[Start]

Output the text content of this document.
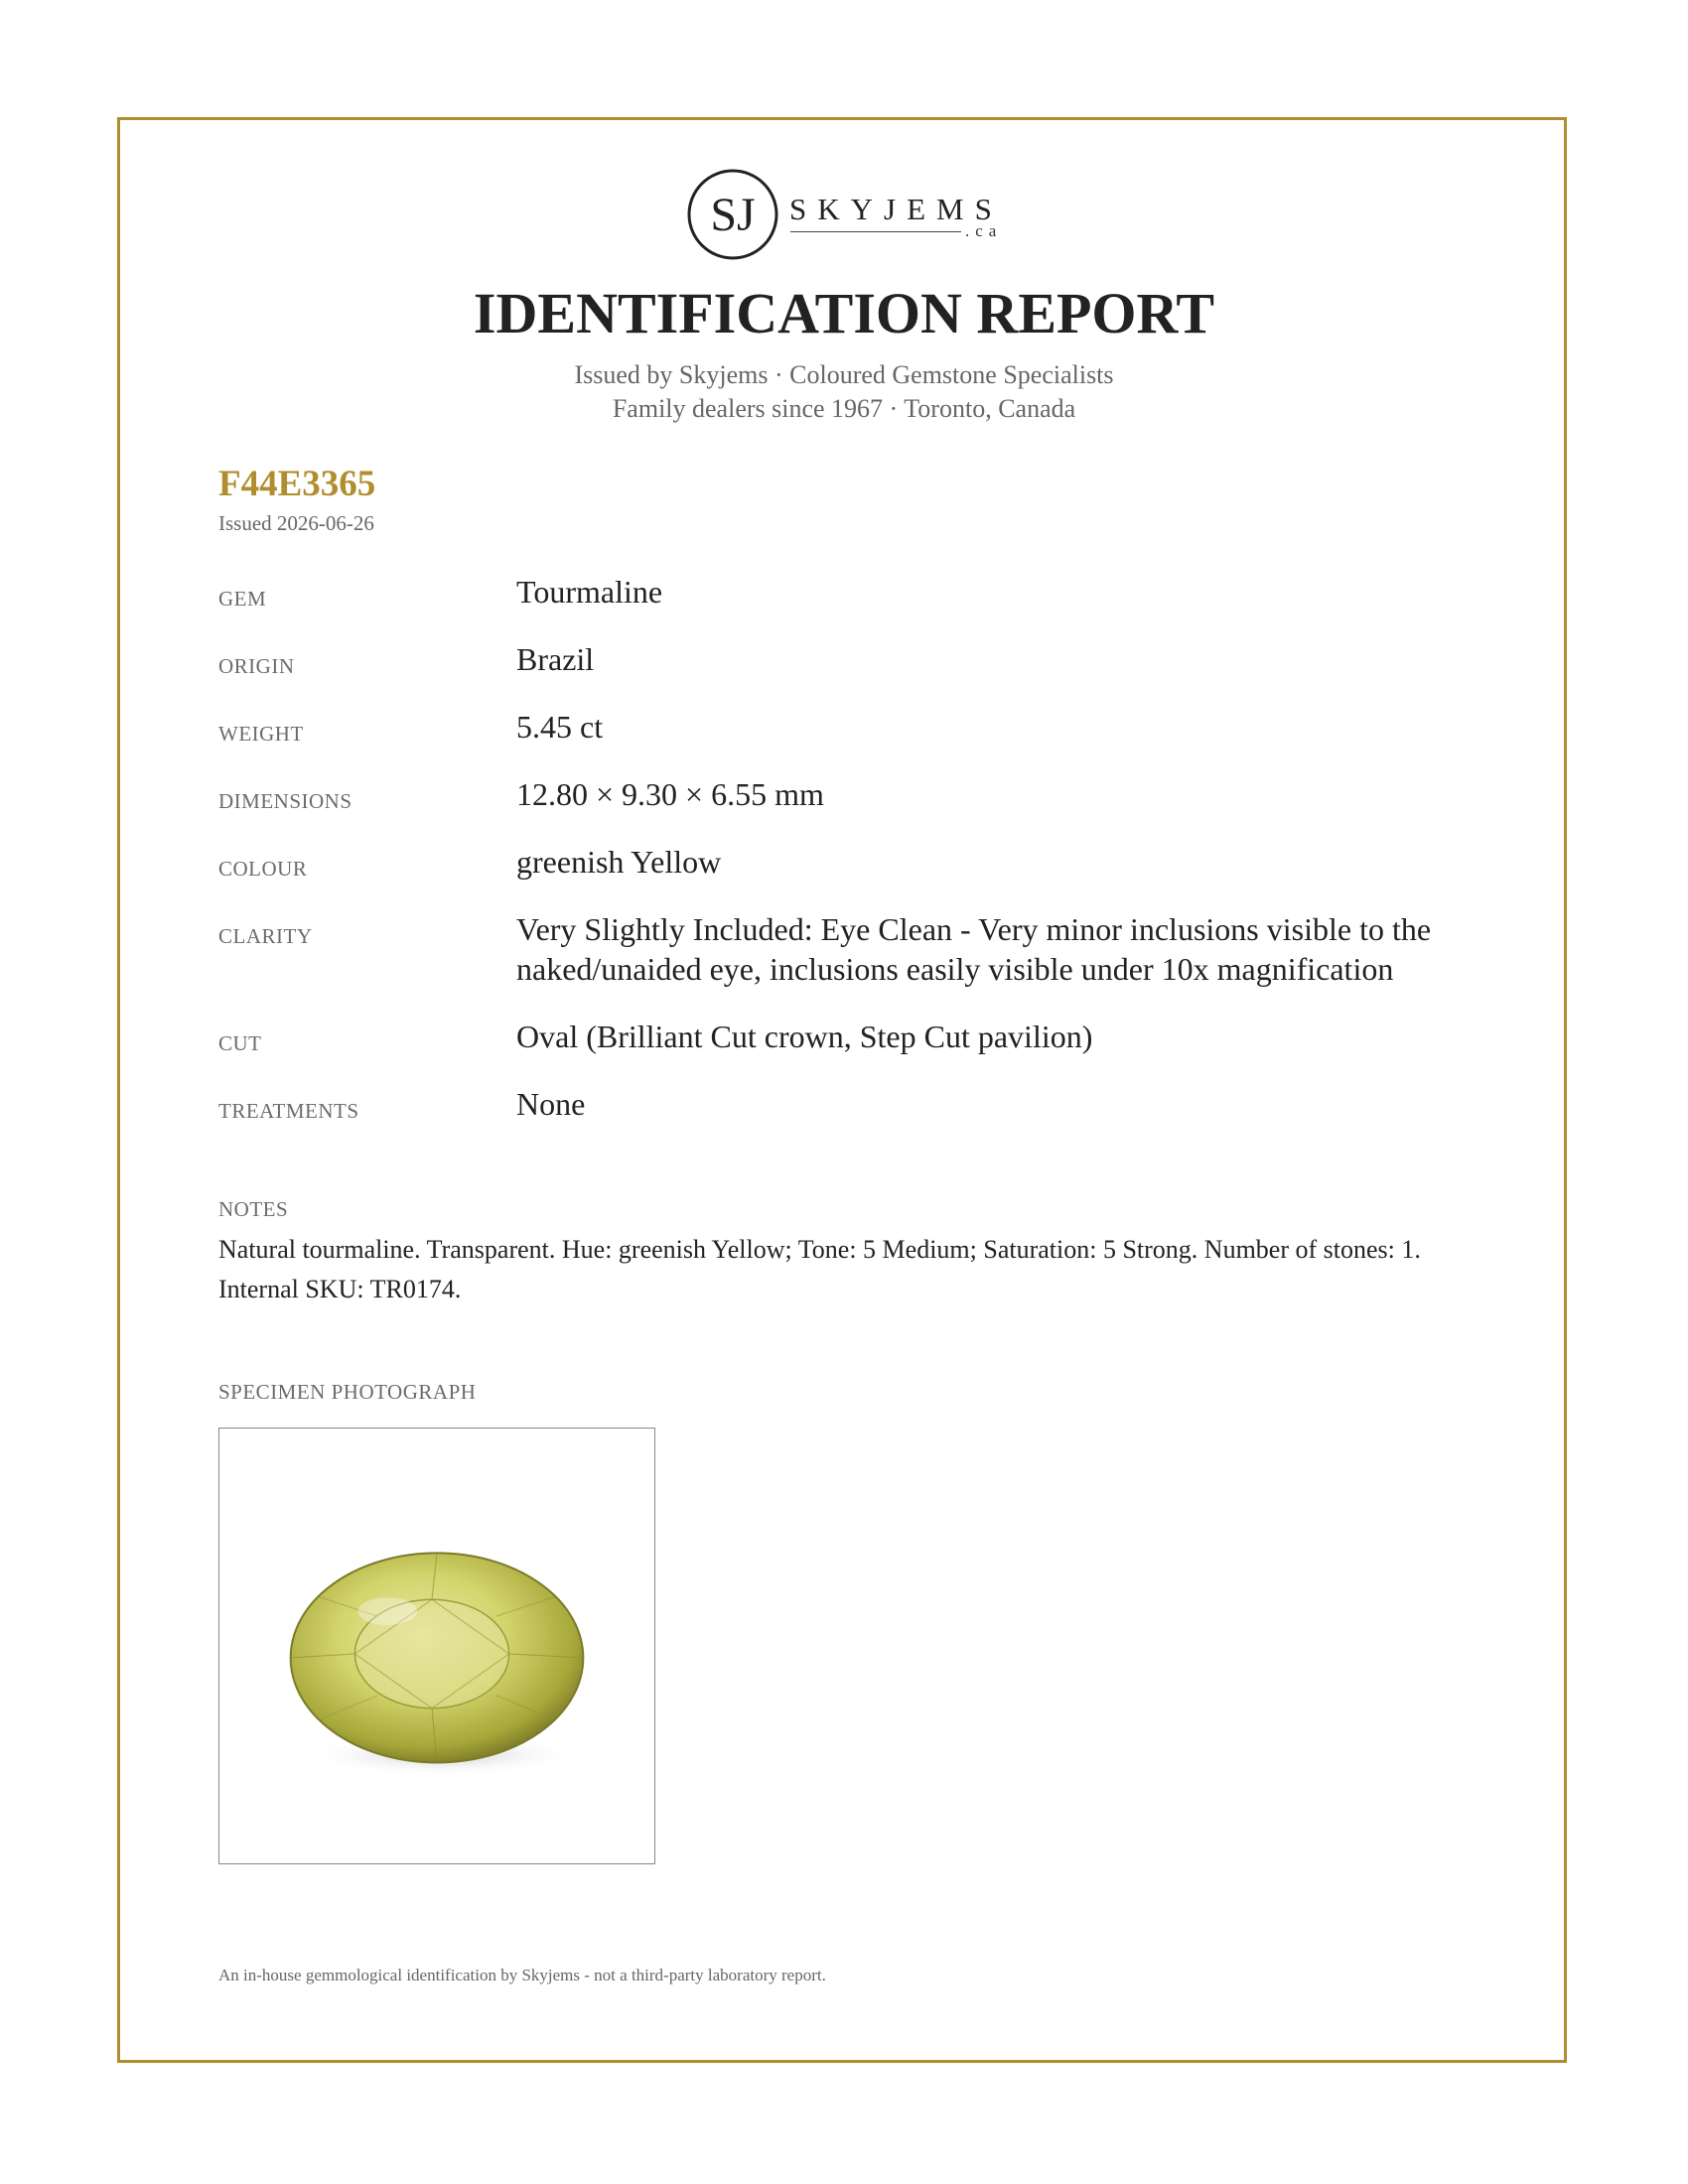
SJ SKYJEMS
.ca
IDENTIFICATION REPORT
Issued by Skyjems · Coloured Gemstone Specialists
Family dealers since 1967 · Toronto, Canada
F44E3365
Issued 2026-06-26
GEM	Tourmaline
ORIGIN	Brazil
WEIGHT	5.45 ct
DIMENSIONS	12.80 × 9.30 × 6.55 mm
COLOUR	greenish Yellow
CLARITY	Very Slightly Included: Eye Clean - Very minor inclusions visible to the naked/unaided eye, inclusions easily visible under 10x magnification
CUT	Oval (Brilliant Cut crown, Step Cut pavilion)
TREATMENTS	None
NOTES
Natural tourmaline. Transparent. Hue: greenish Yellow; Tone: 5 Medium; Saturation: 5 Strong. Number of stones: 1. Internal SKU: TR0174.
SPECIMEN PHOTOGRAPH
An in-house gemmological identification by Skyjems - not a third-party laboratory report.
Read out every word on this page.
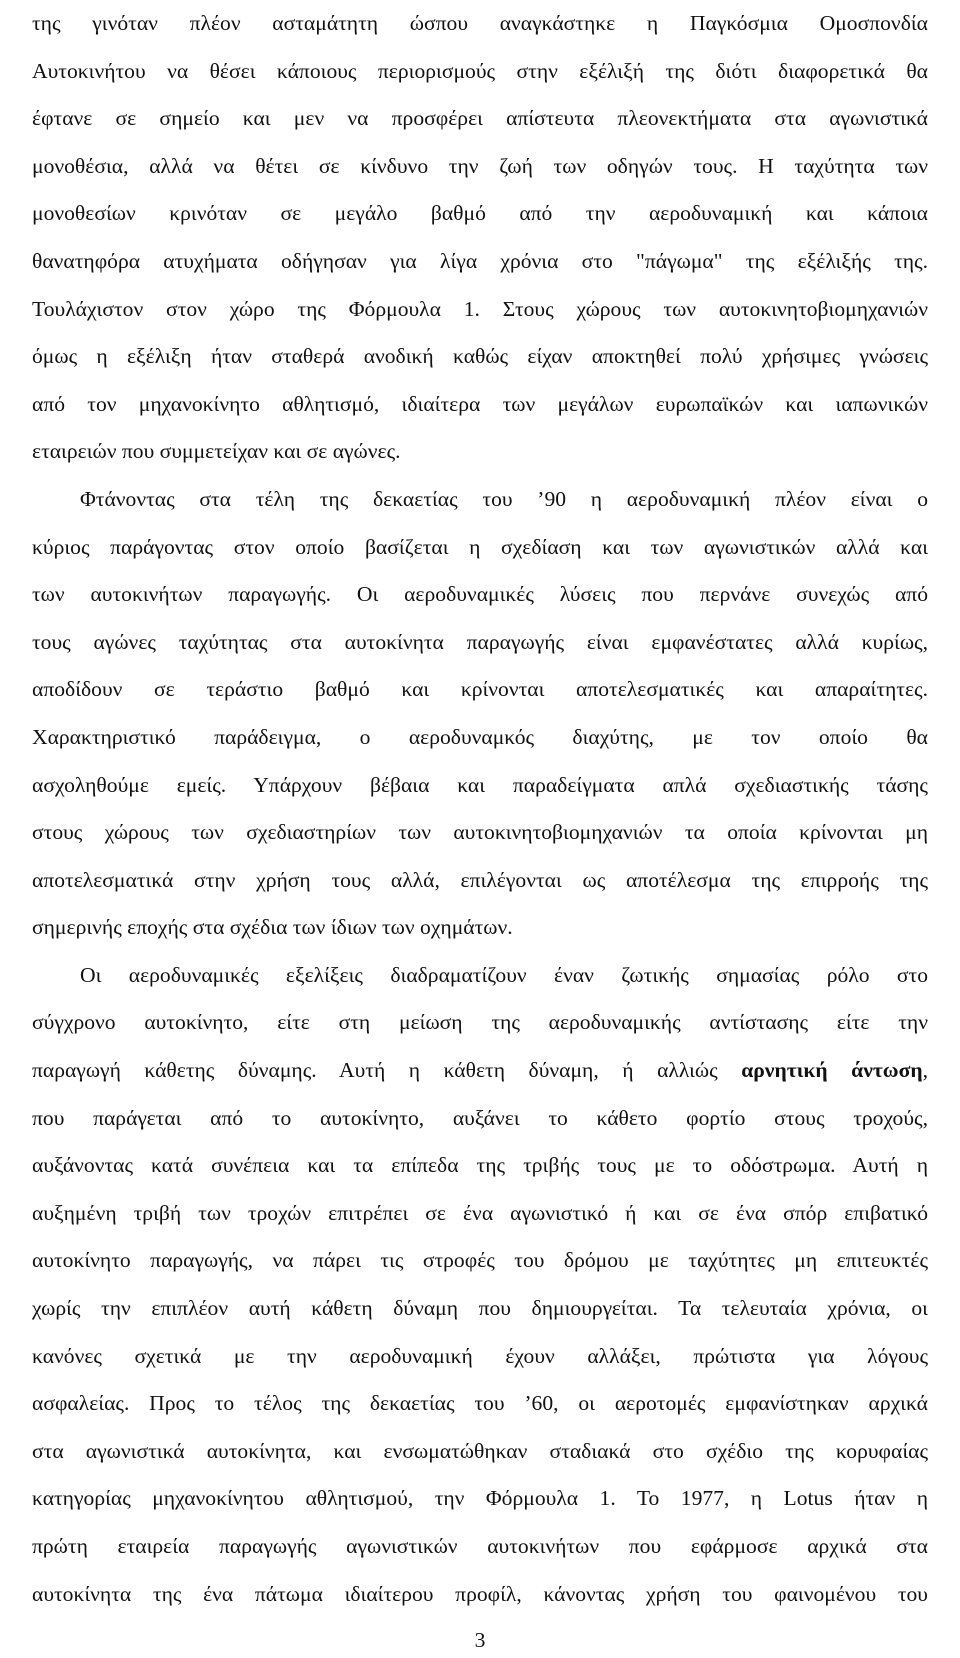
της γινόταν πλέον ασταμάτητη ώσπου αναγκάστηκε η Παγκόσμια Ομοσπονδία
Αυτοκινήτου να θέσει κάποιους περιορισμούς στην εξέλιξή της διότι διαφορετικά θα
έφτανε σε σημείο και μεν να προσφέρει απίστευτα πλεονεκτήματα στα αγωνιστικά
μονοθέσια, αλλά να θέτει σε κίνδυνο την ζωή των οδηγών τους. Η ταχύτητα των
μονοθεσίων κρινόταν σε μεγάλο βαθμό από την αεροδυναμική και κάποια
θανατηφόρα ατυχήματα οδήγησαν για λίγα χρόνια στο "πάγωμα" της εξέλιξής της.
Τουλάχιστον στον χώρο της Φόρμουλα 1. Στους χώρους των αυτοκινητοβιομηχανιών
όμως η εξέλιξη ήταν σταθερά ανοδική καθώς είχαν αποκτηθεί πολύ χρήσιμες γνώσεις
από τον μηχανοκίνητο αθλητισμό, ιδιαίτερα των μεγάλων ευρωπαϊκών και ιαπωνικών
εταιρειών που συμμετείχαν και σε αγώνες.
Φτάνοντας στα τέλη της δεκαετίας του ’90 η αεροδυναμική πλέον είναι ο
κύριος παράγοντας στον οποίο βασίζεται η σχεδίαση και των αγωνιστικών αλλά και
των αυτοκινήτων παραγωγής. Οι αεροδυναμικές λύσεις που περνάνε συνεχώς από
τους αγώνες ταχύτητας στα αυτοκίνητα παραγωγής είναι εμφανέστατες αλλά κυρίως,
αποδίδουν σε τεράστιο βαθμό και κρίνονται αποτελεσματικές και απαραίτητες.
Χαρακτηριστικό παράδειγμα, ο αεροδυναμκός διαχύτης, με τον οποίο θα
ασχοληθούμε εμείς. Υπάρχουν βέβαια και παραδείγματα απλά σχεδιαστικής τάσης
στους χώρους των σχεδιαστηρίων των αυτοκινητοβιομηχανιών τα οποία κρίνονται μη
αποτελεσματικά στην χρήση τους αλλά, επιλέγονται ως αποτέλεσμα της επιρροής της
σημερινής εποχής στα σχέδια των ίδιων των οχημάτων.
Οι αεροδυναμικές εξελίξεις διαδραματίζουν έναν ζωτικής σημασίας ρόλο στο
σύγχρονο αυτοκίνητο, είτε στη μείωση της αεροδυναμικής αντίστασης είτε την
παραγωγή κάθετης δύναμης. Αυτή η κάθετη δύναμη, ή αλλιώς αρνητική άντωση,
που παράγεται από το αυτοκίνητο, αυξάνει το κάθετο φορτίο στους τροχούς,
αυξάνοντας κατά συνέπεια και τα επίπεδα της τριβής τους με το οδόστρωμα. Αυτή η
αυξημένη τριβή των τροχών επιτρέπει σε ένα αγωνιστικό ή και σε ένα σπόρ επιβατικό
αυτοκίνητο παραγωγής, να πάρει τις στροφές του δρόμου με ταχύτητες μη επιτευκτές
χωρίς την επιπλέον αυτή κάθετη δύναμη που δημιουργείται. Τα τελευταία χρόνια, οι
κανόνες σχετικά με την αεροδυναμική έχουν αλλάξει, πρώτιστα για λόγους
ασφαλείας. Προς το τέλος της δεκαετίας του ’60, οι αεροτομές εμφανίστηκαν αρχικά
στα αγωνιστικά αυτοκίνητα, και ενσωματώθηκαν σταδιακά στο σχέδιο της κορυφαίας
κατηγορίας μηχανοκίνητου αθλητισμού, την Φόρμουλα 1. Το 1977, η Lotus ήταν η
πρώτη εταιρεία παραγωγής αγωνιστικών αυτοκινήτων που εφάρμοσε αρχικά στα
αυτοκίνητα της ένα πάτωμα ιδιαίτερου προφίλ, κάνοντας χρήση του φαινομένου του
3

[End]

• Exercise: Copy each line of the records containing the string "βαθμό".

• Solution for this problem:
μονοθεσίων κρινόταν σε μεγάλο βαθμό από την αεροδυναμική και κάποια
αποδίδουν σε τεράστιο βαθμό και κρίνονται αποτελεσματικές και απαραίτητες.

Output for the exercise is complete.